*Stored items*
________________
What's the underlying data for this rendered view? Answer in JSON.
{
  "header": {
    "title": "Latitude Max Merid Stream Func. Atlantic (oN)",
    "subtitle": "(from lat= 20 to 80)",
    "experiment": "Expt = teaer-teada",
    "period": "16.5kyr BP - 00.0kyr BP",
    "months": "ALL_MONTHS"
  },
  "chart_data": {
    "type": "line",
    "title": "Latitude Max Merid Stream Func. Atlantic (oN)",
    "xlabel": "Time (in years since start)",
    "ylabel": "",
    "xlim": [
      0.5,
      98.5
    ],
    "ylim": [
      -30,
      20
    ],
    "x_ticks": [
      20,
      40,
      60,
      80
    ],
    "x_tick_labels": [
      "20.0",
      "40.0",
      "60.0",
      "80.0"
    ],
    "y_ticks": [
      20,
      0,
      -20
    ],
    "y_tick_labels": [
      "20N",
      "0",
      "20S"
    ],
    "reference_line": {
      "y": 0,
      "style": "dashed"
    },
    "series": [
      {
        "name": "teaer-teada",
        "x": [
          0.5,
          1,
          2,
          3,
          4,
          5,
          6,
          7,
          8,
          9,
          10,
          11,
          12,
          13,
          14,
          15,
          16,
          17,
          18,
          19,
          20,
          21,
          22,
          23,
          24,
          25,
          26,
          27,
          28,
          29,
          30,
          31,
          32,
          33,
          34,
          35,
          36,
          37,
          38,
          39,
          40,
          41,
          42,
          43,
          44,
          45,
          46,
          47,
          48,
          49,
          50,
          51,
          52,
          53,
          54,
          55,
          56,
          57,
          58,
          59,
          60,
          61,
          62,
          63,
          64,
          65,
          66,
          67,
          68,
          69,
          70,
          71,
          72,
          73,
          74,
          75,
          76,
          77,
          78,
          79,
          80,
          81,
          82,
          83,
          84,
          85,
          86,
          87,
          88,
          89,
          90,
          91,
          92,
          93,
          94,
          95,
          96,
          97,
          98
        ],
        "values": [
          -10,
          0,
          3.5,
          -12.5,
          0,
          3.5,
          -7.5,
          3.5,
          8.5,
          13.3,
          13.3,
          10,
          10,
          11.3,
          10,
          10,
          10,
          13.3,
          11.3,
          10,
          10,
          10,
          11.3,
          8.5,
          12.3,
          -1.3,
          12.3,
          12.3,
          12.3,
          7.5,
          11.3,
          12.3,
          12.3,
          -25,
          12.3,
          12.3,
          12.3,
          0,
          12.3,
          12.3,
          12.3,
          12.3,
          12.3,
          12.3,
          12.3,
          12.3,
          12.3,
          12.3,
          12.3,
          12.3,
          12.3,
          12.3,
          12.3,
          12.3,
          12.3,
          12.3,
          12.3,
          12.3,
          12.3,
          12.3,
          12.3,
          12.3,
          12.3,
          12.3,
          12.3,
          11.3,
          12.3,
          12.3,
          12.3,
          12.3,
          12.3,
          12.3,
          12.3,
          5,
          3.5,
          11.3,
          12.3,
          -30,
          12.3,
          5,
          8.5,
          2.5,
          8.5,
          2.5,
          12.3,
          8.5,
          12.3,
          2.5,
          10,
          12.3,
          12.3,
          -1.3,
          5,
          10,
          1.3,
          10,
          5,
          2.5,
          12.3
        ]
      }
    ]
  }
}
________________
*PROBLEM TO WORK ON*
Reproduce the material in full, with no word added or dropped.

*TASK OUTPUT*
What's the underlying data for this rendered view? Answer in JSON.
{
  "header": {
    "title": "Latitude Max Merid Stream Func. Atlantic (oN)",
    "subtitle": "(from lat= 20 to 80)",
    "experiment": "Expt = teaer-teada",
    "period": "16.5kyr BP - 00.0kyr BP",
    "months": "ALL_MONTHS"
  },
  "chart_data": {
    "type": "line",
    "title": "Latitude Max Merid Stream Func. Atlantic (oN)",
    "xlabel": "Time (in years since start)",
    "ylabel": "",
    "xlim": [
      0.5,
      98.5
    ],
    "ylim": [
      -30,
      20
    ],
    "x_ticks": [
      20,
      40,
      60,
      80
    ],
    "x_tick_labels": [
      "20.0",
      "40.0",
      "60.0",
      "80.0"
    ],
    "y_ticks": [
      20,
      0,
      -20
    ],
    "y_tick_labels": [
      "20N",
      "0",
      "20S"
    ],
    "reference_line": {
      "y": 0,
      "style": "dashed"
    },
    "series": [
      {
        "name": "teaer-teada",
        "x": [
          0.5,
          1,
          2,
          3,
          4,
          5,
          6,
          7,
          8,
          9,
          10,
          11,
          12,
          13,
          14,
          15,
          16,
          17,
          18,
          19,
          20,
          21,
          22,
          23,
          24,
          25,
          26,
          27,
          28,
          29,
          30,
          31,
          32,
          33,
          34,
          35,
          36,
          37,
          38,
          39,
          40,
          41,
          42,
          43,
          44,
          45,
          46,
          47,
          48,
          49,
          50,
          51,
          52,
          53,
          54,
          55,
          56,
          57,
          58,
          59,
          60,
          61,
          62,
          63,
          64,
          65,
          66,
          67,
          68,
          69,
          70,
          71,
          72,
          73,
          74,
          75,
          76,
          77,
          78,
          79,
          80,
          81,
          82,
          83,
          84,
          85,
          86,
          87,
          88,
          89,
          90,
          91,
          92,
          93,
          94,
          95,
          96,
          97,
          98
        ],
        "values": [
          -10,
          0,
          3.5,
          -12.5,
          0,
          3.5,
          -7.5,
          3.5,
          8.5,
          13.3,
          13.3,
          10,
          10,
          11.3,
          10,
          10,
          10,
          13.3,
          11.3,
          10,
          10,
          10,
          11.3,
          8.5,
          12.3,
          -1.3,
          12.3,
          12.3,
          12.3,
          7.5,
          11.3,
          12.3,
          12.3,
          -25,
          12.3,
          12.3,
          12.3,
          0,
          12.3,
          12.3,
          12.3,
          12.3,
          12.3,
          12.3,
          12.3,
          12.3,
          12.3,
          12.3,
          12.3,
          12.3,
          12.3,
          12.3,
          12.3,
          12.3,
          12.3,
          12.3,
          12.3,
          12.3,
          12.3,
          12.3,
          12.3,
          12.3,
          12.3,
          12.3,
          12.3,
          11.3,
          12.3,
          12.3,
          12.3,
          12.3,
          12.3,
          12.3,
          12.3,
          5,
          3.5,
          11.3,
          12.3,
          -30,
          12.3,
          5,
          8.5,
          2.5,
          8.5,
          2.5,
          12.3,
          8.5,
          12.3,
          2.5,
          10,
          12.3,
          12.3,
          -1.3,
          5,
          10,
          1.3,
          10,
          5,
          2.5,
          12.3
        ]
      }
    ]
  }
}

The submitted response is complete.